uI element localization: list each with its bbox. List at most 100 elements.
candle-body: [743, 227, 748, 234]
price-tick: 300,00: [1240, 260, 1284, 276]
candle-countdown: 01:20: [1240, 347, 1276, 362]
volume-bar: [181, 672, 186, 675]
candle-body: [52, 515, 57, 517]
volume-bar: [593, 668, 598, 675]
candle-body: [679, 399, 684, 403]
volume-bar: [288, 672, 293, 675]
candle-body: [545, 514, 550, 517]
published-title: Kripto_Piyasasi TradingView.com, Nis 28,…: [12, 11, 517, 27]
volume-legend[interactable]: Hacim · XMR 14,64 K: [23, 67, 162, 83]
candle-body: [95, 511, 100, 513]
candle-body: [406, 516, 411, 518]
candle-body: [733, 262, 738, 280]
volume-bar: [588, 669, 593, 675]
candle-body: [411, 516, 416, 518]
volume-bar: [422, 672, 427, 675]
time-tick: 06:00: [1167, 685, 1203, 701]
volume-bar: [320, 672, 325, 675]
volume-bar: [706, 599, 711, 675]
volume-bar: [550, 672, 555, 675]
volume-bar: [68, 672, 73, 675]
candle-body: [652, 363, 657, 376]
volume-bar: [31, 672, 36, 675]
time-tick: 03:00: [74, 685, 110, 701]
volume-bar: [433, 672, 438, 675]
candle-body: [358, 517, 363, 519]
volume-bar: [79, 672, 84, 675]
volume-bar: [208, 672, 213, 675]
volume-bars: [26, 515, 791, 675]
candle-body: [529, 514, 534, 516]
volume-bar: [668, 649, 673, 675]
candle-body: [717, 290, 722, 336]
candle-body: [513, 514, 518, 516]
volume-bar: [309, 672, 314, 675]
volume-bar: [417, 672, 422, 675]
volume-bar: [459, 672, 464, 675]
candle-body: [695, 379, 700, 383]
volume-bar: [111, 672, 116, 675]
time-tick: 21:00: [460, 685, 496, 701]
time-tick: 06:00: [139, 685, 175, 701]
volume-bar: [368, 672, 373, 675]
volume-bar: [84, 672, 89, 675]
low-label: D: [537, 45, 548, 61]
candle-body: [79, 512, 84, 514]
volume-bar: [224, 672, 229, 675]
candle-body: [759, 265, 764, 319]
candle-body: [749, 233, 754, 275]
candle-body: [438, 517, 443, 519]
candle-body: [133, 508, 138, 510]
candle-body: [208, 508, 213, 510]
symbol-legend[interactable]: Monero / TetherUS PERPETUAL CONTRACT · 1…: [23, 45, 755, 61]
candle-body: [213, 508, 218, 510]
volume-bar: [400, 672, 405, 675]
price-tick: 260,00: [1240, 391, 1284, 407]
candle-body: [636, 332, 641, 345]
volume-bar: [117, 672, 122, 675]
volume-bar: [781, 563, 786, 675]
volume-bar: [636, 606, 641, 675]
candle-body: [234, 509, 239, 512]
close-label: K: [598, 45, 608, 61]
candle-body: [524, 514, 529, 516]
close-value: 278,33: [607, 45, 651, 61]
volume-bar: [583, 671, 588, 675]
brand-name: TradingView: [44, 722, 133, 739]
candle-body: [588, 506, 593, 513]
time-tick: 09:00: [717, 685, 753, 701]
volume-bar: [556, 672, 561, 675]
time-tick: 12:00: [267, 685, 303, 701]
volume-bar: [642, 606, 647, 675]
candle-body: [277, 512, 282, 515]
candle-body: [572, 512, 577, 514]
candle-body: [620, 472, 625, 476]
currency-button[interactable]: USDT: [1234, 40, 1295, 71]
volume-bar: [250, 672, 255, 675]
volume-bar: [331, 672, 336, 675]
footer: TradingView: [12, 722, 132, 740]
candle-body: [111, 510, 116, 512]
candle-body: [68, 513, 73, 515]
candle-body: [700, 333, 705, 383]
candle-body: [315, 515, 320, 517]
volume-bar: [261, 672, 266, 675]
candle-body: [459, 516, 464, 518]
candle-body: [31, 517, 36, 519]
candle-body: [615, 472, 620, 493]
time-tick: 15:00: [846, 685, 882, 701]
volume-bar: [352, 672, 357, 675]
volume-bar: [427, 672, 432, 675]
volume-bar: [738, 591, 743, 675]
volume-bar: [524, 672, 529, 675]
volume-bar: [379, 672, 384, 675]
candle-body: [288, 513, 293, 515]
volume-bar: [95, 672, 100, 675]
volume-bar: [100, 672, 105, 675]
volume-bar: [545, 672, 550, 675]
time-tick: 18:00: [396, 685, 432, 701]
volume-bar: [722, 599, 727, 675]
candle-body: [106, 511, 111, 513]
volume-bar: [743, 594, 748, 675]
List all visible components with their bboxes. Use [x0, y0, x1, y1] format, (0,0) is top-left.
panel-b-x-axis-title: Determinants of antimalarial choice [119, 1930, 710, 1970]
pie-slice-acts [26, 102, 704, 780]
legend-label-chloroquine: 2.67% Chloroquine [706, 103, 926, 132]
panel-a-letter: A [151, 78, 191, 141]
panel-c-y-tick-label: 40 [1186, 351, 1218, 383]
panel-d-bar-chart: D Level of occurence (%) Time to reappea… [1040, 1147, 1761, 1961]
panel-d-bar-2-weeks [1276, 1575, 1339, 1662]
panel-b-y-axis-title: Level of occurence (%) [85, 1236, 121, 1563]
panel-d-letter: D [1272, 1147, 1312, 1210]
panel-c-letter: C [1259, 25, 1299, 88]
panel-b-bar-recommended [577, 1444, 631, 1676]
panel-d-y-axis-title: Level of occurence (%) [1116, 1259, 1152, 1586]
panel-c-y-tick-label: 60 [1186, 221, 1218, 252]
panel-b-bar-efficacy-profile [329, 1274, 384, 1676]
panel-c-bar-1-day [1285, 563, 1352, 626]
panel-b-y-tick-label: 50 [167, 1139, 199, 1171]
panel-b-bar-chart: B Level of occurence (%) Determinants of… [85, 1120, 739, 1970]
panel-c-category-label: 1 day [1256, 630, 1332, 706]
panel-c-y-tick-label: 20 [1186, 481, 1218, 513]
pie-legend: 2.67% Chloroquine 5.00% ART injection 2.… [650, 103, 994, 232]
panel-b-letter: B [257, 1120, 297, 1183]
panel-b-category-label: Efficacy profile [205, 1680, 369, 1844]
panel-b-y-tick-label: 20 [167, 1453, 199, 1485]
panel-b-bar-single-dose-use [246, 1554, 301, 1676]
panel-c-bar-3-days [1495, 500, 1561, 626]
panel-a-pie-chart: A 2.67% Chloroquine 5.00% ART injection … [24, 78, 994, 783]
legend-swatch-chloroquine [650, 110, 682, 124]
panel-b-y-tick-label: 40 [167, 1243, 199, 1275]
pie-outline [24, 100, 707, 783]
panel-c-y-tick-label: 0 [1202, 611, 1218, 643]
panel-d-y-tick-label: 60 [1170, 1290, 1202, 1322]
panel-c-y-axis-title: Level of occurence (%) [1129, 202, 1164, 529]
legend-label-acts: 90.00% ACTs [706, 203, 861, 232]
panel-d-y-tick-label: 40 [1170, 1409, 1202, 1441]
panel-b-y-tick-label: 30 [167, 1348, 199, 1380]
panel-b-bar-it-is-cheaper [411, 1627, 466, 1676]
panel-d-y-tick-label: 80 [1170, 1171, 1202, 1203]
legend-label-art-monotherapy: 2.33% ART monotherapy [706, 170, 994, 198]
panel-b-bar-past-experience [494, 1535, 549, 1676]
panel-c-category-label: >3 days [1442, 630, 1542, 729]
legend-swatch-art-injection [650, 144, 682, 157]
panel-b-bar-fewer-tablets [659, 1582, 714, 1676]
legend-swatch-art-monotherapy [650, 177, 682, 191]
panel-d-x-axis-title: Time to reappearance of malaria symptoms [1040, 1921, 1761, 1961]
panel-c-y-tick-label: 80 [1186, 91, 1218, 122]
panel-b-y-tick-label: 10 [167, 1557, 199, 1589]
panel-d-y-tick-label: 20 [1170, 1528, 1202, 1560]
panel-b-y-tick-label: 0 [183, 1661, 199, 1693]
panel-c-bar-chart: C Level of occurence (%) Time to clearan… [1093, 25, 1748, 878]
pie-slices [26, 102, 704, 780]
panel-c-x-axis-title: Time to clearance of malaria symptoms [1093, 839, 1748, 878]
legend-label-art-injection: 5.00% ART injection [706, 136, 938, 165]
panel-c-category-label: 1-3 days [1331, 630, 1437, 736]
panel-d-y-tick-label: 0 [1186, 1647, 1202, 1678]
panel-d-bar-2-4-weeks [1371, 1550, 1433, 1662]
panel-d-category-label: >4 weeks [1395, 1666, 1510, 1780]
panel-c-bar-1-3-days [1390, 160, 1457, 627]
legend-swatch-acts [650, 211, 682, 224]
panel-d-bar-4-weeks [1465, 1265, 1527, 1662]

====

• [TO DO]:
Replace "candle-body" with "candle" in the lines from the first line through the one that contains "volume-bar: [588, 669, 593, 675]", inclusive, and write out only those lines again with nothing else changed.

• [FULL SOLUTION]:
uI element localization: list each with its bbox. List at most 100 elements.
candle: [743, 227, 748, 234]
price-tick: 300,00: [1240, 260, 1284, 276]
candle-countdown: 01:20: [1240, 347, 1276, 362]
volume-bar: [181, 672, 186, 675]
candle: [52, 515, 57, 517]
volume-bar: [593, 668, 598, 675]
candle: [679, 399, 684, 403]
volume-bar: [288, 672, 293, 675]
candle: [545, 514, 550, 517]
published-title: Kripto_Piyasasi TradingView.com, Nis 28,…: [12, 11, 517, 27]
volume-legend[interactable]: Hacim · XMR 14,64 K: [23, 67, 162, 83]
candle: [95, 511, 100, 513]
candle: [406, 516, 411, 518]
candle: [733, 262, 738, 280]
volume-bar: [588, 669, 593, 675]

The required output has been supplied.